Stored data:
- - -

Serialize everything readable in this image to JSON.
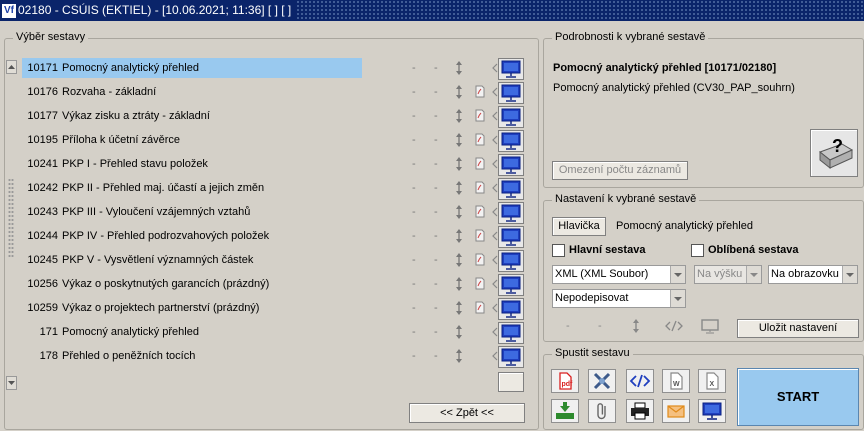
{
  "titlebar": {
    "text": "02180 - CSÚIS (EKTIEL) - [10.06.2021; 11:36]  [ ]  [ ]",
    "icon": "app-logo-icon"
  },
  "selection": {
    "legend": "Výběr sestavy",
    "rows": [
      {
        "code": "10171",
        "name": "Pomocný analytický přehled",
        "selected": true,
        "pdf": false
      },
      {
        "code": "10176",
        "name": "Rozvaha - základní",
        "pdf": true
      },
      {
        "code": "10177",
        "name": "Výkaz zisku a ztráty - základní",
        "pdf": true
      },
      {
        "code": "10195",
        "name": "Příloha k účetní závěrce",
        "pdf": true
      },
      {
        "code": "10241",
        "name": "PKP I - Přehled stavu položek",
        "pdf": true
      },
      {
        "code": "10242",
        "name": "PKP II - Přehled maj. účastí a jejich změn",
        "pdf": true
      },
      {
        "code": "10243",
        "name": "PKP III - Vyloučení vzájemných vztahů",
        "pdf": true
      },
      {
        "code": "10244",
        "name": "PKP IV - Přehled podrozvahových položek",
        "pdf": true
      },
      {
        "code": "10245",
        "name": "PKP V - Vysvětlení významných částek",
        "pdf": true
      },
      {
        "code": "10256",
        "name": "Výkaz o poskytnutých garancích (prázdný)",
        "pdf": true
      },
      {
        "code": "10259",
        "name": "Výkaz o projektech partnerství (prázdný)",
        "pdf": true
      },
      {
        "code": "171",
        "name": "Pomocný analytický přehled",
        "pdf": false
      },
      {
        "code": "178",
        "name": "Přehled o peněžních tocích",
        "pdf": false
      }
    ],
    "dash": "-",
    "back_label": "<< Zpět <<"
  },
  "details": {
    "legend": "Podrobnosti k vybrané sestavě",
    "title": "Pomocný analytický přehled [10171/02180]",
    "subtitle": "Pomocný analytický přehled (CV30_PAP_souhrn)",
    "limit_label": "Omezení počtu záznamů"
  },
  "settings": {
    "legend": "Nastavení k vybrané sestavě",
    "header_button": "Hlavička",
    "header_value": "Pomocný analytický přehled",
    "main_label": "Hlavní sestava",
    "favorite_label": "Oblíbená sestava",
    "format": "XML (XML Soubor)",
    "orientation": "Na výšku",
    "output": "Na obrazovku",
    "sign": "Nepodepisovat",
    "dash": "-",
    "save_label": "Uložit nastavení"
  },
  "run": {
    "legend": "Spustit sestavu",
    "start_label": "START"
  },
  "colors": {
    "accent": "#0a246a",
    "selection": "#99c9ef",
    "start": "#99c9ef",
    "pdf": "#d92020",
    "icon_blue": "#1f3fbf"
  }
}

- - -

Written exercise » Restate the whole listing above exactly, except for its images.

Exercise answer »
Serialize everything readable in this image to JSON.
{
  "titlebar": {
    "text": "02180 - CSÚIS (EKTIEL) - [10.06.2021; 11:36]  [ ]  [ ]",
    "icon": "app-logo-icon"
  },
  "selection": {
    "legend": "Výběr sestavy",
    "rows": [
      {
        "code": "10171",
        "name": "Pomocný analytický přehled",
        "selected": true,
        "pdf": false
      },
      {
        "code": "10176",
        "name": "Rozvaha - základní",
        "pdf": true
      },
      {
        "code": "10177",
        "name": "Výkaz zisku a ztráty - základní",
        "pdf": true
      },
      {
        "code": "10195",
        "name": "Příloha k účetní závěrce",
        "pdf": true
      },
      {
        "code": "10241",
        "name": "PKP I - Přehled stavu položek",
        "pdf": true
      },
      {
        "code": "10242",
        "name": "PKP II - Přehled maj. účastí a jejich změn",
        "pdf": true
      },
      {
        "code": "10243",
        "name": "PKP III - Vyloučení vzájemných vztahů",
        "pdf": true
      },
      {
        "code": "10244",
        "name": "PKP IV - Přehled podrozvahových položek",
        "pdf": true
      },
      {
        "code": "10245",
        "name": "PKP V - Vysvětlení významných částek",
        "pdf": true
      },
      {
        "code": "10256",
        "name": "Výkaz o poskytnutých garancích (prázdný)",
        "pdf": true
      },
      {
        "code": "10259",
        "name": "Výkaz o projektech partnerství (prázdný)",
        "pdf": true
      },
      {
        "code": "171",
        "name": "Pomocný analytický přehled",
        "pdf": false
      },
      {
        "code": "178",
        "name": "Přehled o peněžních tocích",
        "pdf": false
      }
    ],
    "dash": "-",
    "back_label": "<< Zpět <<"
  },
  "details": {
    "legend": "Podrobnosti k vybrané sestavě",
    "title": "Pomocný analytický přehled [10171/02180]",
    "subtitle": "Pomocný analytický přehled (CV30_PAP_souhrn)",
    "limit_label": "Omezení počtu záznamů"
  },
  "settings": {
    "legend": "Nastavení k vybrané sestavě",
    "header_button": "Hlavička",
    "header_value": "Pomocný analytický přehled",
    "main_label": "Hlavní sestava",
    "favorite_label": "Oblíbená sestava",
    "format": "XML (XML Soubor)",
    "orientation": "Na výšku",
    "output": "Na obrazovku",
    "sign": "Nepodepisovat",
    "dash": "-",
    "save_label": "Uložit nastavení"
  },
  "run": {
    "legend": "Spustit sestavu",
    "start_label": "START"
  },
  "colors": {
    "accent": "#0a246a",
    "selection": "#99c9ef",
    "start": "#99c9ef",
    "pdf": "#d92020",
    "icon_blue": "#1f3fbf"
  }
}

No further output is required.